Print the data that follows exactly.

• • • • •

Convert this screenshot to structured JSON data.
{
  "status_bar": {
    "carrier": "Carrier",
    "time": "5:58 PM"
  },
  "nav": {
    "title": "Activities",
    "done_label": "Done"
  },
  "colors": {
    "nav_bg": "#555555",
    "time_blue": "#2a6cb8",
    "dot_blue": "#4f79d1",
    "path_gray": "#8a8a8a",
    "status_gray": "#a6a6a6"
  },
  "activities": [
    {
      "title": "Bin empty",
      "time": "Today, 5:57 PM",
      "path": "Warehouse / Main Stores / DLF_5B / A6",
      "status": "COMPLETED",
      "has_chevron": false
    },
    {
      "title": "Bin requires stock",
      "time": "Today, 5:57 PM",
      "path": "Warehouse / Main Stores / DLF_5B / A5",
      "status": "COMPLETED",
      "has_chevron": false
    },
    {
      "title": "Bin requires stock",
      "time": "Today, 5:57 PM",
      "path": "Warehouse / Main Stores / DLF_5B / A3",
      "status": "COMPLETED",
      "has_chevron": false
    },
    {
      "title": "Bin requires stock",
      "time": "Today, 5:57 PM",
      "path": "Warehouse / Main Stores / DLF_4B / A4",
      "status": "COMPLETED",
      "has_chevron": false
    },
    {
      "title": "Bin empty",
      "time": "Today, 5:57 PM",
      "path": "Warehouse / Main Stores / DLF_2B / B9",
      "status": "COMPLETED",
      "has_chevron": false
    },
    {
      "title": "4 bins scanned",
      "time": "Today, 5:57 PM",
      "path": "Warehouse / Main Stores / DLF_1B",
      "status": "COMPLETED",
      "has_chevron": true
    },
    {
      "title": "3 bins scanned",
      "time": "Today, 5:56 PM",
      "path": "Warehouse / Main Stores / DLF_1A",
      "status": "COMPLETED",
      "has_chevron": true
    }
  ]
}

• • • • •

Correct answer:
Convert this screenshot to structured JSON data.
{
  "status_bar": {
    "carrier": "Carrier",
    "time": "5:58 PM"
  },
  "nav": {
    "title": "Activities",
    "done_label": "Done"
  },
  "colors": {
    "nav_bg": "#555555",
    "time_blue": "#2a6cb8",
    "dot_blue": "#4f79d1",
    "path_gray": "#8a8a8a",
    "status_gray": "#a6a6a6"
  },
  "activities": [
    {
      "title": "Bin empty",
      "time": "Today, 5:57 PM",
      "path": "Warehouse / Main Stores / DLF_5B / A6",
      "status": "COMPLETED",
      "has_chevron": false
    },
    {
      "title": "Bin requires stock",
      "time": "Today, 5:57 PM",
      "path": "Warehouse / Main Stores / DLF_5B / A5",
      "status": "COMPLETED",
      "has_chevron": false
    },
    {
      "title": "Bin requires stock",
      "time": "Today, 5:57 PM",
      "path": "Warehouse / Main Stores / DLF_5B / A3",
      "status": "COMPLETED",
      "has_chevron": false
    },
    {
      "title": "Bin requires stock",
      "time": "Today, 5:57 PM",
      "path": "Warehouse / Main Stores / DLF_4B / A4",
      "status": "COMPLETED",
      "has_chevron": false
    },
    {
      "title": "Bin empty",
      "time": "Today, 5:57 PM",
      "path": "Warehouse / Main Stores / DLF_2B / B9",
      "status": "COMPLETED",
      "has_chevron": false
    },
    {
      "title": "4 bins scanned",
      "time": "Today, 5:57 PM",
      "path": "Warehouse / Main Stores / DLF_1B",
      "status": "COMPLETED",
      "has_chevron": true
    },
    {
      "title": "3 bins scanned",
      "time": "Today, 5:56 PM",
      "path": "Warehouse / Main Stores / DLF_1A",
      "status": "COMPLETED",
      "has_chevron": true
    }
  ]
}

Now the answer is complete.